*Work required*: Check each line of the material below for "grid", then copy the ones that contain it.

*Supplied information*:

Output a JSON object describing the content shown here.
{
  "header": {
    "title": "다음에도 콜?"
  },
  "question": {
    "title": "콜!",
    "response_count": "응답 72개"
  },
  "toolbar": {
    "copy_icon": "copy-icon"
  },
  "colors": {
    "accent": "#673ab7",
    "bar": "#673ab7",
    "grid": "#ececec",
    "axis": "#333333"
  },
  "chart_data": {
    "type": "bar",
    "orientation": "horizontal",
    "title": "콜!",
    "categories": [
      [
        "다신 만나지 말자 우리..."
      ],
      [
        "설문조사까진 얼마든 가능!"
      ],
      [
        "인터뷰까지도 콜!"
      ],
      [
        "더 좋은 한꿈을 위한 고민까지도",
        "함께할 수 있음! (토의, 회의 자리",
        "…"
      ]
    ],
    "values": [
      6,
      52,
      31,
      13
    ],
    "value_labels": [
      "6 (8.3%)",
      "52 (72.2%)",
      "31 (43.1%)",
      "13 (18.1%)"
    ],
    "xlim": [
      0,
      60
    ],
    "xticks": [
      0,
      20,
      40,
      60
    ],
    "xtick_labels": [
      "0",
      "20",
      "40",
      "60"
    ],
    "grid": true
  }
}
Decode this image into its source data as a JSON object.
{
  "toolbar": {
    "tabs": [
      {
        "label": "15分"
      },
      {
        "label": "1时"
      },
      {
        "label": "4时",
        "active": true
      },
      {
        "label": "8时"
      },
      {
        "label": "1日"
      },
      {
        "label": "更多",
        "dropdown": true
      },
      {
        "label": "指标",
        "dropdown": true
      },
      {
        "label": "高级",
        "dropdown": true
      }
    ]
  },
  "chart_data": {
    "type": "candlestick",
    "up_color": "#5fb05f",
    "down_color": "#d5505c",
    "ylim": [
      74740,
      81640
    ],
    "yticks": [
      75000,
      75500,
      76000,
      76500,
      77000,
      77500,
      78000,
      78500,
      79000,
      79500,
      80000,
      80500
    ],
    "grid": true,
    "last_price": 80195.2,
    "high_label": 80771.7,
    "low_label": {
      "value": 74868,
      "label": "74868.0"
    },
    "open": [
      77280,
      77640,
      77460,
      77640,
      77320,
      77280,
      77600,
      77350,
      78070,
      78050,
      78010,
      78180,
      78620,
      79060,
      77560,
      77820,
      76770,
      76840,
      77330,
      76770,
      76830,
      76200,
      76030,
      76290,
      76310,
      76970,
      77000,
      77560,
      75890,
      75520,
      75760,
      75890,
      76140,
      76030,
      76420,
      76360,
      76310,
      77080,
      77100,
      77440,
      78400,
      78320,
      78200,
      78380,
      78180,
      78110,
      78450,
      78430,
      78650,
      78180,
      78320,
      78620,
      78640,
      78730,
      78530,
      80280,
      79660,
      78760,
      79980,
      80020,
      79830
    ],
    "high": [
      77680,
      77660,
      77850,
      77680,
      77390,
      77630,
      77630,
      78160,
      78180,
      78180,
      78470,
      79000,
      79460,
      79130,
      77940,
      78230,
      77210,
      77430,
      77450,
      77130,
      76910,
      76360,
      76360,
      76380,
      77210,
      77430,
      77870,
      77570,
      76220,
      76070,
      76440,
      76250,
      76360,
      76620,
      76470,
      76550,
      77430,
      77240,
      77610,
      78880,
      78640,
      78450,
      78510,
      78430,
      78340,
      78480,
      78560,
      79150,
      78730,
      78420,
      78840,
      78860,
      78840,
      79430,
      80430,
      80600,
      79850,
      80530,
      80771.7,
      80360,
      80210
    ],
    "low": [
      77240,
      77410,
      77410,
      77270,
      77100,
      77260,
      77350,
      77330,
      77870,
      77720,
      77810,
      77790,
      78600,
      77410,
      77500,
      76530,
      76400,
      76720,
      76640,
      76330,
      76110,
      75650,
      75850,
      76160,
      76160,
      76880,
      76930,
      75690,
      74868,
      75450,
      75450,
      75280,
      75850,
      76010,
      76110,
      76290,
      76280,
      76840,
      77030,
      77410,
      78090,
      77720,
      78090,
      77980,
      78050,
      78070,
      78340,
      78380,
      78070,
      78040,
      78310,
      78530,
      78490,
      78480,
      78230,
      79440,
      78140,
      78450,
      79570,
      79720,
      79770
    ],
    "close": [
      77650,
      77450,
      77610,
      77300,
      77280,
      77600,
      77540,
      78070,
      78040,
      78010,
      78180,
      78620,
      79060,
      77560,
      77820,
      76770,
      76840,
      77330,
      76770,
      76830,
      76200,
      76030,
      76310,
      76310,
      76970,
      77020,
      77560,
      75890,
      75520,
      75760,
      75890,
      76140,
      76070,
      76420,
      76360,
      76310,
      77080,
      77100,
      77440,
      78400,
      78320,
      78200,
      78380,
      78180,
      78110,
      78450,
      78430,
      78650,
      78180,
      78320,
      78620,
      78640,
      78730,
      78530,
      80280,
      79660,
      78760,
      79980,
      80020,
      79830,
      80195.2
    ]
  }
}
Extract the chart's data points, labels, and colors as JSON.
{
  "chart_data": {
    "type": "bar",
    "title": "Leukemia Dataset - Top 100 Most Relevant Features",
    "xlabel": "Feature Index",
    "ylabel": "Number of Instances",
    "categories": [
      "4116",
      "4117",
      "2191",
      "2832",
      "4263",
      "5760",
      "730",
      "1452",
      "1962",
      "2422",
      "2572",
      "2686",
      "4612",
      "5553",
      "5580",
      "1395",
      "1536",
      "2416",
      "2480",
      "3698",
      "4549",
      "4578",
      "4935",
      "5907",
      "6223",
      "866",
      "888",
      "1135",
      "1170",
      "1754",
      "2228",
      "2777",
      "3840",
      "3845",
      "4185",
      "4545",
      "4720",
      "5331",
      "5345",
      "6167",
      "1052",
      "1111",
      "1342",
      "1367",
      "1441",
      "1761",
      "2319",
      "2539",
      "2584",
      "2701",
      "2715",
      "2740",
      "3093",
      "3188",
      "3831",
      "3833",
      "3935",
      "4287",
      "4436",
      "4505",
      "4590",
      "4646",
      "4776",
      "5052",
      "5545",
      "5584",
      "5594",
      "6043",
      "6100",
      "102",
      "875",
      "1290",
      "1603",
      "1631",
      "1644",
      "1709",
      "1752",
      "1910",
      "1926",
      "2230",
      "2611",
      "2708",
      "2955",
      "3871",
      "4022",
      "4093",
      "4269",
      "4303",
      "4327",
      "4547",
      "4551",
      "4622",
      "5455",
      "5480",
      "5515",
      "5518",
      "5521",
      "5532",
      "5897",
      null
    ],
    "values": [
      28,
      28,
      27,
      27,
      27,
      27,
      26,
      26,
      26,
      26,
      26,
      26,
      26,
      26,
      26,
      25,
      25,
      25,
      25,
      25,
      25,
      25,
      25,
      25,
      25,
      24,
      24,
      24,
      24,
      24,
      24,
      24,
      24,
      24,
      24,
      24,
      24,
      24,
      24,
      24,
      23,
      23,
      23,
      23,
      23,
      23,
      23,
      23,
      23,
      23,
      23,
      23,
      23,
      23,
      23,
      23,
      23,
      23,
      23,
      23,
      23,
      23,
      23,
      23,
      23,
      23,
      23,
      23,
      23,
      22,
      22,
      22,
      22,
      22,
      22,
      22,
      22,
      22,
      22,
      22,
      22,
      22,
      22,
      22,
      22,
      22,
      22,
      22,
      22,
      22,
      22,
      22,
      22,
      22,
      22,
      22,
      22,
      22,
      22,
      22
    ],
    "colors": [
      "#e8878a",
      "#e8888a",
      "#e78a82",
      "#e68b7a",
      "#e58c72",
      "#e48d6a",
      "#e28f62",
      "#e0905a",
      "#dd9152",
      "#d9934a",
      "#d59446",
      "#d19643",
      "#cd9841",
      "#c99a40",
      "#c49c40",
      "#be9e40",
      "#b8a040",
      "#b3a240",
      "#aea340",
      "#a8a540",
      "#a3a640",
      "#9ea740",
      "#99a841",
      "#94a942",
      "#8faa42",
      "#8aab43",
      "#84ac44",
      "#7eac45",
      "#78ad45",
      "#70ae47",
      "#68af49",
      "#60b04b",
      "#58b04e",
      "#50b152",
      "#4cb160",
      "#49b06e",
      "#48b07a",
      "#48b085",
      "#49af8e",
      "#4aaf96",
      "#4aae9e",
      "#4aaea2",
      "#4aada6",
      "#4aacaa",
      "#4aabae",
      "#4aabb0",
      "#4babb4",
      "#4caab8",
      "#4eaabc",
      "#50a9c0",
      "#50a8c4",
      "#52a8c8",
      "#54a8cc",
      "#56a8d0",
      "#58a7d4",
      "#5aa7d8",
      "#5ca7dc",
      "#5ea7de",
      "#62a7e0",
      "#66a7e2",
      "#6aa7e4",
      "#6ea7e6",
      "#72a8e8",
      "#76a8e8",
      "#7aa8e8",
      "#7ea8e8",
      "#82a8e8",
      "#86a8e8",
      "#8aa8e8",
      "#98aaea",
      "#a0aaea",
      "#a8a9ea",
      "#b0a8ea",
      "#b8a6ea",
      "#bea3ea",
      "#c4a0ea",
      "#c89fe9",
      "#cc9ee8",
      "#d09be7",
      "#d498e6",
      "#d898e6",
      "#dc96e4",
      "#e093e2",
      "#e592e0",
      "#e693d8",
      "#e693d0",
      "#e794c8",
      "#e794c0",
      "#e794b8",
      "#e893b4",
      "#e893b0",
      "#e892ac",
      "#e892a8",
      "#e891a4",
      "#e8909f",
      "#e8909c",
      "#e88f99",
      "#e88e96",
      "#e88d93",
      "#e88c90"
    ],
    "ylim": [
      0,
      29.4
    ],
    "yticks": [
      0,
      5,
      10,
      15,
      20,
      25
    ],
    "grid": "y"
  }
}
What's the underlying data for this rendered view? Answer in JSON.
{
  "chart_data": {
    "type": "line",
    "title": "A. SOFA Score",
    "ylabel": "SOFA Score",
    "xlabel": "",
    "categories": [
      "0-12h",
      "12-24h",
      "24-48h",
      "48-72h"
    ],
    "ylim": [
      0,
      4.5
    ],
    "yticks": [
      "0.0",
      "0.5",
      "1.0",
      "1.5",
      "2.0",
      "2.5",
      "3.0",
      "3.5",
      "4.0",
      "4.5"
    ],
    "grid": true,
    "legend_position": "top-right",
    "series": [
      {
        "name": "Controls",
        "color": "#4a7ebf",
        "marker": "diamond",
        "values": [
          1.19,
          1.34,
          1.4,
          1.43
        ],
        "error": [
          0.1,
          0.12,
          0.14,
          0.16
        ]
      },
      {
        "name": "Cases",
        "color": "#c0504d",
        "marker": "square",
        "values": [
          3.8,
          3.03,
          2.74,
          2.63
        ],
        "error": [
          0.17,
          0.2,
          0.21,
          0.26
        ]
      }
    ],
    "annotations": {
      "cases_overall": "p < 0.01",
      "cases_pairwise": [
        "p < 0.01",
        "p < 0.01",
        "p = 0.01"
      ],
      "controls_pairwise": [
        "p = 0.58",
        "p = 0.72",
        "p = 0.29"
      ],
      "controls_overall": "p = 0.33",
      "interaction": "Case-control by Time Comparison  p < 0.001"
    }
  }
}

*Response to the task*:
    "grid": "#ececec",
    "grid": true
    "grid": true,
    "grid": "y"
    "grid": true,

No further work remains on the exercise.